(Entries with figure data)
------------

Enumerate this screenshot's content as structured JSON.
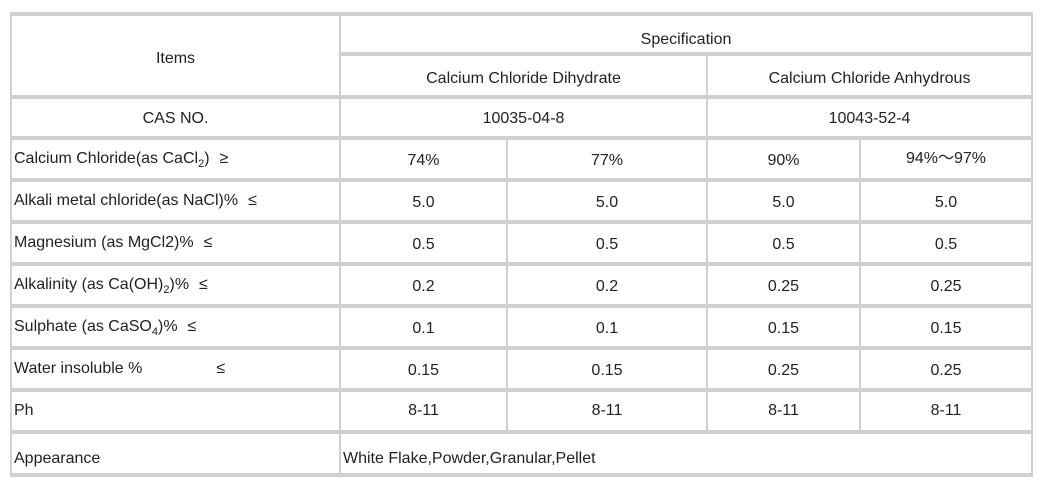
{
  "table": {
    "items_header": "Items",
    "specification_header": "Specification",
    "dihydrate_header": "Calcium Chloride Dihydrate",
    "anhydrous_header": "Calcium Chloride Anhydrous",
    "cas_label": "CAS NO.",
    "cas_dihydrate": "10035-04-8",
    "cas_anhydrous": "10043-52-4",
    "rows": [
      {
        "label_pre": "Calcium Chloride(as CaCl",
        "label_sub": "2",
        "label_post": ")",
        "symbol": "≥",
        "values": [
          "74%",
          "77%",
          "90%",
          "94%～97%"
        ]
      },
      {
        "label_pre": "Alkali metal chloride(as NaCl)%",
        "label_sub": "",
        "label_post": "",
        "symbol": "≤",
        "values": [
          "5.0",
          "5.0",
          "5.0",
          "5.0"
        ]
      },
      {
        "label_pre": "Magnesium (as MgCl2)%",
        "label_sub": "",
        "label_post": "",
        "symbol": "≤",
        "values": [
          "0.5",
          "0.5",
          "0.5",
          "0.5"
        ]
      },
      {
        "label_pre": "Alkalinity (as Ca(OH)",
        "label_sub": "2",
        "label_post": ")%",
        "symbol": "≤",
        "values": [
          "0.2",
          "0.2",
          "0.25",
          "0.25"
        ]
      },
      {
        "label_pre": "Sulphate (as CaSO",
        "label_sub": "4",
        "label_post": ")%",
        "symbol": "≤",
        "values": [
          "0.1",
          "0.1",
          "0.15",
          "0.15"
        ]
      },
      {
        "label_pre": "Water insoluble %",
        "label_sub": "",
        "label_post": "",
        "symbol": "≤",
        "values": [
          "0.15",
          "0.15",
          "0.25",
          "0.25"
        ]
      },
      {
        "label_pre": "Ph",
        "label_sub": "",
        "label_post": "",
        "symbol": "",
        "values": [
          "8-11",
          "8-11",
          "8-11",
          "8-11"
        ]
      }
    ],
    "appearance_label": "Appearance",
    "appearance_value": "White Flake,Powder,Granular,Pellet"
  }
}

------------

- Task to complete:
Omit the pictures. Transcribe every record exactly.

- Solution for this problem:
Enumerate this screenshot's content as structured JSON.
{
  "table": {
    "items_header": "Items",
    "specification_header": "Specification",
    "dihydrate_header": "Calcium Chloride Dihydrate",
    "anhydrous_header": "Calcium Chloride Anhydrous",
    "cas_label": "CAS NO.",
    "cas_dihydrate": "10035-04-8",
    "cas_anhydrous": "10043-52-4",
    "rows": [
      {
        "label_pre": "Calcium Chloride(as CaCl",
        "label_sub": "2",
        "label_post": ")",
        "symbol": "≥",
        "values": [
          "74%",
          "77%",
          "90%",
          "94%～97%"
        ]
      },
      {
        "label_pre": "Alkali metal chloride(as NaCl)%",
        "label_sub": "",
        "label_post": "",
        "symbol": "≤",
        "values": [
          "5.0",
          "5.0",
          "5.0",
          "5.0"
        ]
      },
      {
        "label_pre": "Magnesium (as MgCl2)%",
        "label_sub": "",
        "label_post": "",
        "symbol": "≤",
        "values": [
          "0.5",
          "0.5",
          "0.5",
          "0.5"
        ]
      },
      {
        "label_pre": "Alkalinity (as Ca(OH)",
        "label_sub": "2",
        "label_post": ")%",
        "symbol": "≤",
        "values": [
          "0.2",
          "0.2",
          "0.25",
          "0.25"
        ]
      },
      {
        "label_pre": "Sulphate (as CaSO",
        "label_sub": "4",
        "label_post": ")%",
        "symbol": "≤",
        "values": [
          "0.1",
          "0.1",
          "0.15",
          "0.15"
        ]
      },
      {
        "label_pre": "Water insoluble %",
        "label_sub": "",
        "label_post": "",
        "symbol": "≤",
        "values": [
          "0.15",
          "0.15",
          "0.25",
          "0.25"
        ]
      },
      {
        "label_pre": "Ph",
        "label_sub": "",
        "label_post": "",
        "symbol": "",
        "values": [
          "8-11",
          "8-11",
          "8-11",
          "8-11"
        ]
      }
    ],
    "appearance_label": "Appearance",
    "appearance_value": "White Flake,Powder,Granular,Pellet"
  }
}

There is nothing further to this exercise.